=== TASK OBJECTIVE ===
Wherever the word "JSON" appears in a line, copy that line.

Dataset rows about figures
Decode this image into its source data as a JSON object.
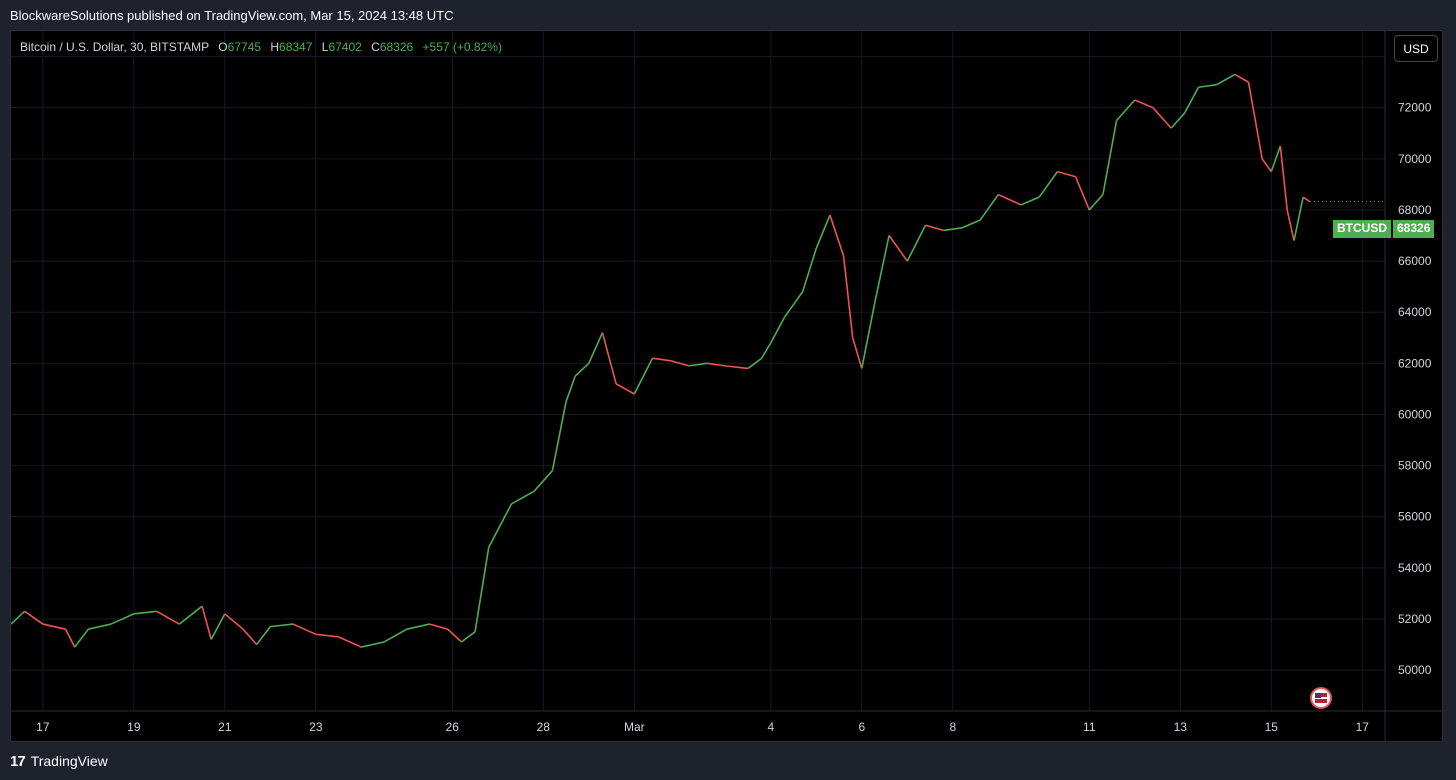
{
  "header": {
    "published_by": "BlockwareSolutions published on TradingView.com, Mar 15, 2024 13:48 UTC"
  },
  "legend": {
    "symbol_text": "Bitcoin / U.S. Dollar, 30, BITSTAMP",
    "open_label": "O",
    "open": "67745",
    "high_label": "H",
    "high": "68347",
    "low_label": "L",
    "low": "67402",
    "close_label": "C",
    "close": "68326",
    "change": "+557 (+0.82%)"
  },
  "currency_button": "USD",
  "price_tag": {
    "symbol": "BTCUSD",
    "value": "68326"
  },
  "footer": {
    "brand": "TradingView",
    "logo_mark": "17"
  },
  "icons": {
    "flag": "us-flag-icon",
    "logo": "tradingview-logo-icon"
  },
  "colors": {
    "up": "#4caf50",
    "down": "#ef5350",
    "background": "#000000",
    "grid": "#161a25"
  },
  "chart_data": {
    "type": "line",
    "title": "",
    "xlabel": "",
    "ylabel": "",
    "ylim": [
      48400,
      75000
    ],
    "y_ticks": [
      50000,
      52000,
      54000,
      56000,
      58000,
      60000,
      62000,
      64000,
      66000,
      68000,
      70000,
      72000,
      74000
    ],
    "x_ticks": [
      {
        "label": "17",
        "day": 17
      },
      {
        "label": "19",
        "day": 19
      },
      {
        "label": "21",
        "day": 21
      },
      {
        "label": "23",
        "day": 23
      },
      {
        "label": "26",
        "day": 26
      },
      {
        "label": "28",
        "day": 28
      },
      {
        "label": "Mar",
        "day": 30
      },
      {
        "label": "4",
        "day": 33
      },
      {
        "label": "6",
        "day": 35
      },
      {
        "label": "8",
        "day": 37
      },
      {
        "label": "11",
        "day": 40
      },
      {
        "label": "13",
        "day": 42
      },
      {
        "label": "15",
        "day": 44
      },
      {
        "label": "17",
        "day": 46
      }
    ],
    "xlim": [
      16.3,
      46.5
    ],
    "series": [
      {
        "points": [
          [
            16.3,
            51800
          ],
          [
            16.6,
            52300
          ],
          [
            17.0,
            51800
          ],
          [
            17.5,
            51600
          ],
          [
            17.7,
            50900
          ],
          [
            18.0,
            51600
          ],
          [
            18.5,
            51800
          ],
          [
            19.0,
            52200
          ],
          [
            19.5,
            52300
          ],
          [
            20.0,
            51800
          ],
          [
            20.5,
            52500
          ],
          [
            20.7,
            51200
          ],
          [
            21.0,
            52200
          ],
          [
            21.4,
            51600
          ],
          [
            21.7,
            51000
          ],
          [
            22.0,
            51700
          ],
          [
            22.5,
            51800
          ],
          [
            23.0,
            51400
          ],
          [
            23.5,
            51300
          ],
          [
            24.0,
            50900
          ],
          [
            24.5,
            51100
          ],
          [
            25.0,
            51600
          ],
          [
            25.5,
            51800
          ],
          [
            25.9,
            51600
          ],
          [
            26.2,
            51100
          ],
          [
            26.5,
            51500
          ],
          [
            26.8,
            54800
          ],
          [
            27.3,
            56500
          ],
          [
            27.8,
            57000
          ],
          [
            28.2,
            57800
          ],
          [
            28.5,
            60500
          ],
          [
            28.7,
            61500
          ],
          [
            29.0,
            62000
          ],
          [
            29.3,
            63200
          ],
          [
            29.6,
            61200
          ],
          [
            30.0,
            60800
          ],
          [
            30.4,
            62200
          ],
          [
            30.8,
            62100
          ],
          [
            31.2,
            61900
          ],
          [
            31.6,
            62000
          ],
          [
            32.0,
            61900
          ],
          [
            32.5,
            61800
          ],
          [
            32.8,
            62200
          ],
          [
            33.0,
            62800
          ],
          [
            33.3,
            63800
          ],
          [
            33.7,
            64800
          ],
          [
            34.0,
            66500
          ],
          [
            34.3,
            67800
          ],
          [
            34.6,
            66200
          ],
          [
            34.8,
            63000
          ],
          [
            35.0,
            61800
          ],
          [
            35.3,
            64500
          ],
          [
            35.6,
            67000
          ],
          [
            36.0,
            66000
          ],
          [
            36.4,
            67400
          ],
          [
            36.8,
            67200
          ],
          [
            37.2,
            67300
          ],
          [
            37.6,
            67600
          ],
          [
            38.0,
            68600
          ],
          [
            38.5,
            68200
          ],
          [
            38.9,
            68500
          ],
          [
            39.3,
            69500
          ],
          [
            39.7,
            69300
          ],
          [
            40.0,
            68000
          ],
          [
            40.3,
            68600
          ],
          [
            40.6,
            71500
          ],
          [
            41.0,
            72300
          ],
          [
            41.4,
            72000
          ],
          [
            41.8,
            71200
          ],
          [
            42.1,
            71800
          ],
          [
            42.4,
            72800
          ],
          [
            42.8,
            72900
          ],
          [
            43.2,
            73300
          ],
          [
            43.5,
            73000
          ],
          [
            43.8,
            70000
          ],
          [
            44.0,
            69500
          ],
          [
            44.2,
            70500
          ],
          [
            44.35,
            68000
          ],
          [
            44.5,
            66800
          ],
          [
            44.7,
            68500
          ],
          [
            44.85,
            68326
          ]
        ]
      }
    ]
  }
}
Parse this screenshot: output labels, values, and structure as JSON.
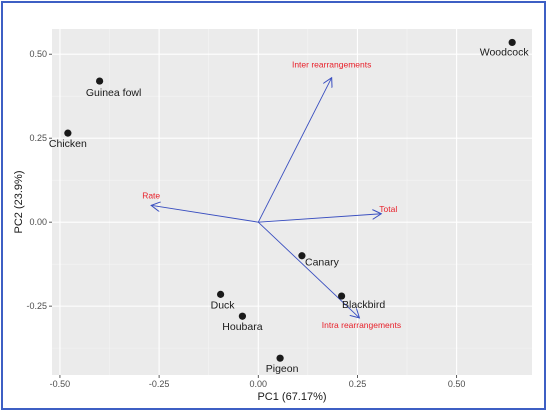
{
  "chart_data": {
    "type": "scatter",
    "title": "",
    "xlabel": "PC1 (67.17%)",
    "ylabel": "PC2 (23.9%)",
    "xlim": [
      -0.52,
      0.69
    ],
    "ylim": [
      -0.455,
      0.575
    ],
    "x_ticks": [
      -0.5,
      -0.25,
      0.0,
      0.25,
      0.5
    ],
    "x_tick_labels": [
      "-0.50",
      "-0.25",
      "0.00",
      "0.25",
      "0.50"
    ],
    "y_ticks": [
      -0.25,
      0.0,
      0.25,
      0.5
    ],
    "y_tick_labels": [
      "-0.25",
      "0.00",
      "0.25",
      "0.50"
    ],
    "grid": true,
    "background": "#ebebeb",
    "points": [
      {
        "label": "Woodcock",
        "x": 0.64,
        "y": 0.535
      },
      {
        "label": "Guinea fowl",
        "x": -0.4,
        "y": 0.42
      },
      {
        "label": "Chicken",
        "x": -0.48,
        "y": 0.265
      },
      {
        "label": "Canary",
        "x": 0.11,
        "y": -0.1
      },
      {
        "label": "Blackbird",
        "x": 0.21,
        "y": -0.22
      },
      {
        "label": "Duck",
        "x": -0.095,
        "y": -0.215
      },
      {
        "label": "Houbara",
        "x": -0.04,
        "y": -0.28
      },
      {
        "label": "Pigeon",
        "x": 0.055,
        "y": -0.405
      }
    ],
    "vectors": [
      {
        "label": "Inter rearrangements",
        "x": 0.185,
        "y": 0.43
      },
      {
        "label": "Rate",
        "x": -0.27,
        "y": 0.05
      },
      {
        "label": "Total",
        "x": 0.31,
        "y": 0.025
      },
      {
        "label": "Intra rearrangements",
        "x": 0.255,
        "y": -0.285
      }
    ],
    "point_color": "#1a1a1a",
    "vector_color": "#3a4fc0",
    "vector_label_color": "#e8202a"
  }
}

=== RESPONSE ===
Decode this image into its source data as a JSON object.
Parse this screenshot: output labels, values, and structure as JSON.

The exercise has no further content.